| ENTRIES SUPPLIED |
⁂

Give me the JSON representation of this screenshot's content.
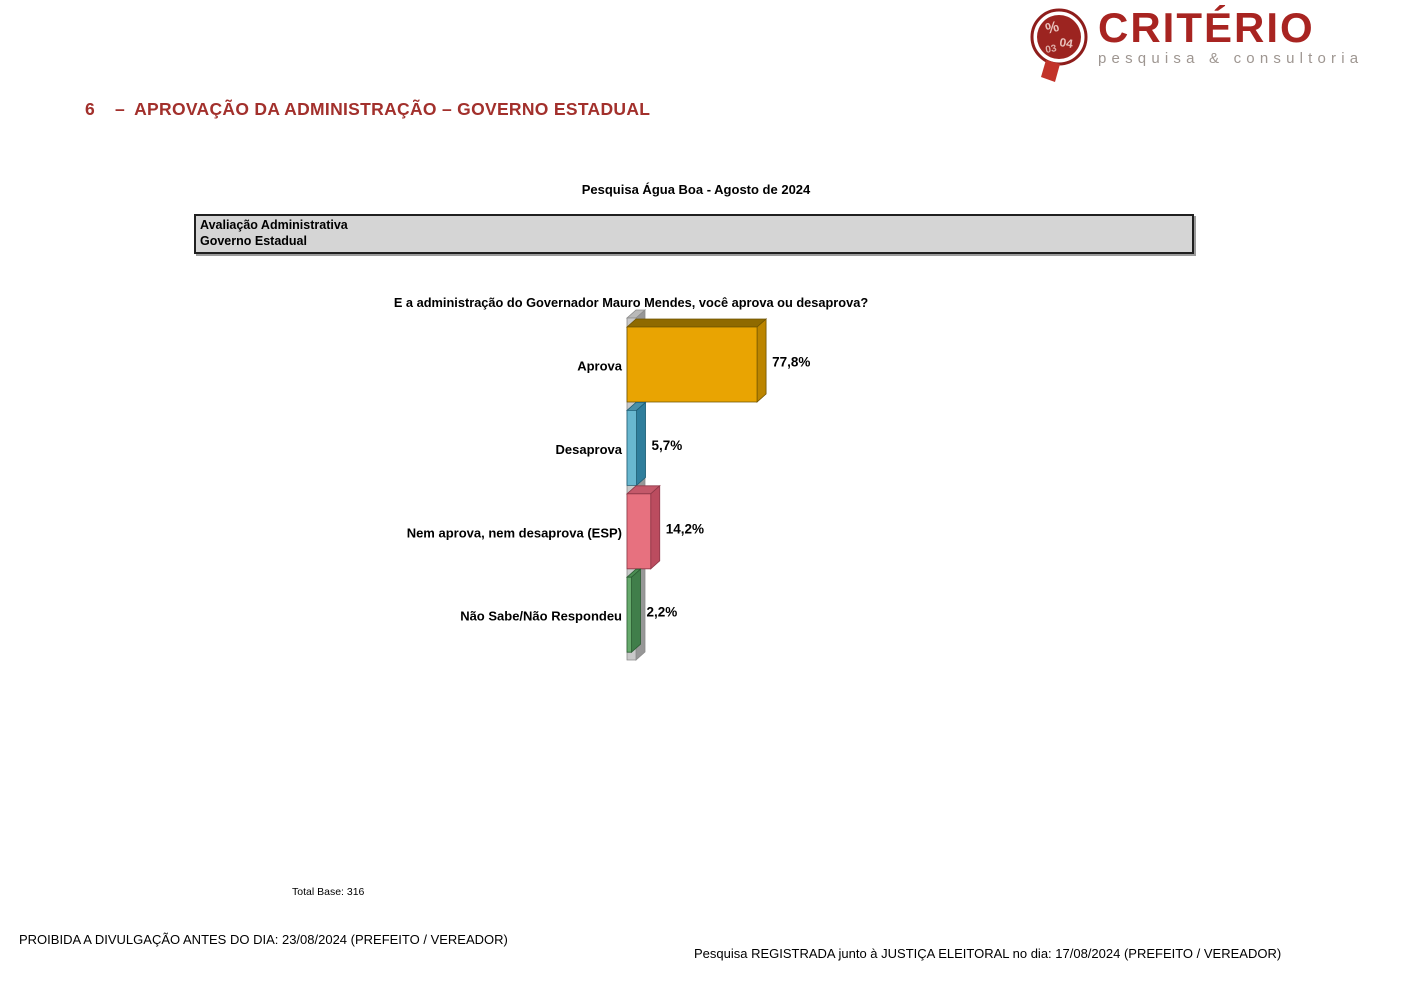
{
  "logo": {
    "name": "CRITÉRIO",
    "tagline": "pesquisa & consultoria",
    "mark_symbols": [
      "%",
      "04",
      "03"
    ],
    "brand_color": "#A82421",
    "tagline_color": "#9E9691"
  },
  "header": {
    "section_number": "6",
    "separator": "–",
    "title": "APROVAÇÃO DA ADMINISTRAÇÃO – GOVERNO ESTADUAL",
    "color": "#A2302C"
  },
  "chart_data": {
    "type": "bar",
    "orientation": "horizontal",
    "style": "3d",
    "title": "Pesquisa Água Boa - Agosto de 2024",
    "header_box": [
      "Avaliação Administrativa",
      "Governo Estadual"
    ],
    "question": "E a administração do Governador Mauro Mendes, você aprova ou desaprova?",
    "categories": [
      "Aprova",
      "Desaprova",
      "Nem aprova, nem desaprova (ESP)",
      "Não Sabe/Não Respondeu"
    ],
    "values": [
      77.8,
      5.7,
      14.2,
      2.2
    ],
    "value_labels": [
      "77,8%",
      "5,7%",
      "14,2%",
      "2,2%"
    ],
    "xlim": [
      0,
      100
    ],
    "grid": false,
    "legend": false,
    "bar_colors": [
      {
        "front": "#E9A402",
        "top": "#8F6A00",
        "side": "#BC8500",
        "outline": "#6E5300"
      },
      {
        "front": "#68B7CF",
        "top": "#4A90A8",
        "side": "#2F7E9C",
        "outline": "#1E5D74"
      },
      {
        "front": "#E7717F",
        "top": "#C4596A",
        "side": "#BB4C5F",
        "outline": "#8E3848"
      },
      {
        "front": "#66AA6C",
        "top": "#4C8E54",
        "side": "#407E4A",
        "outline": "#2C5E34"
      }
    ],
    "axis_wall_colors": {
      "front": "#C9C9C9",
      "top": "#B9B9B9",
      "side": "#979797",
      "outline": "#8B8B8B"
    },
    "total_base": "Total Base: 316"
  },
  "footer": {
    "left": "PROIBIDA A DIVULGAÇÃO ANTES DO DIA: 23/08/2024 (PREFEITO / VEREADOR)",
    "right": "Pesquisa REGISTRADA junto à JUSTIÇA ELEITORAL no dia: 17/08/2024 (PREFEITO / VEREADOR)"
  }
}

⁂

Leave out the pictures and print each record exactly as it stands.

| ANSWER TO THE PROBLEM |
Give me the JSON representation of this screenshot's content.
{
  "logo": {
    "name": "CRITÉRIO",
    "tagline": "pesquisa & consultoria",
    "mark_symbols": [
      "%",
      "04",
      "03"
    ],
    "brand_color": "#A82421",
    "tagline_color": "#9E9691"
  },
  "header": {
    "section_number": "6",
    "separator": "–",
    "title": "APROVAÇÃO DA ADMINISTRAÇÃO – GOVERNO ESTADUAL",
    "color": "#A2302C"
  },
  "chart_data": {
    "type": "bar",
    "orientation": "horizontal",
    "style": "3d",
    "title": "Pesquisa Água Boa - Agosto de 2024",
    "header_box": [
      "Avaliação Administrativa",
      "Governo Estadual"
    ],
    "question": "E a administração do Governador Mauro Mendes, você aprova ou desaprova?",
    "categories": [
      "Aprova",
      "Desaprova",
      "Nem aprova, nem desaprova (ESP)",
      "Não Sabe/Não Respondeu"
    ],
    "values": [
      77.8,
      5.7,
      14.2,
      2.2
    ],
    "value_labels": [
      "77,8%",
      "5,7%",
      "14,2%",
      "2,2%"
    ],
    "xlim": [
      0,
      100
    ],
    "grid": false,
    "legend": false,
    "bar_colors": [
      {
        "front": "#E9A402",
        "top": "#8F6A00",
        "side": "#BC8500",
        "outline": "#6E5300"
      },
      {
        "front": "#68B7CF",
        "top": "#4A90A8",
        "side": "#2F7E9C",
        "outline": "#1E5D74"
      },
      {
        "front": "#E7717F",
        "top": "#C4596A",
        "side": "#BB4C5F",
        "outline": "#8E3848"
      },
      {
        "front": "#66AA6C",
        "top": "#4C8E54",
        "side": "#407E4A",
        "outline": "#2C5E34"
      }
    ],
    "axis_wall_colors": {
      "front": "#C9C9C9",
      "top": "#B9B9B9",
      "side": "#979797",
      "outline": "#8B8B8B"
    },
    "total_base": "Total Base: 316"
  },
  "footer": {
    "left": "PROIBIDA A DIVULGAÇÃO ANTES DO DIA: 23/08/2024 (PREFEITO / VEREADOR)",
    "right": "Pesquisa REGISTRADA junto à JUSTIÇA ELEITORAL no dia: 17/08/2024 (PREFEITO / VEREADOR)"
  }
}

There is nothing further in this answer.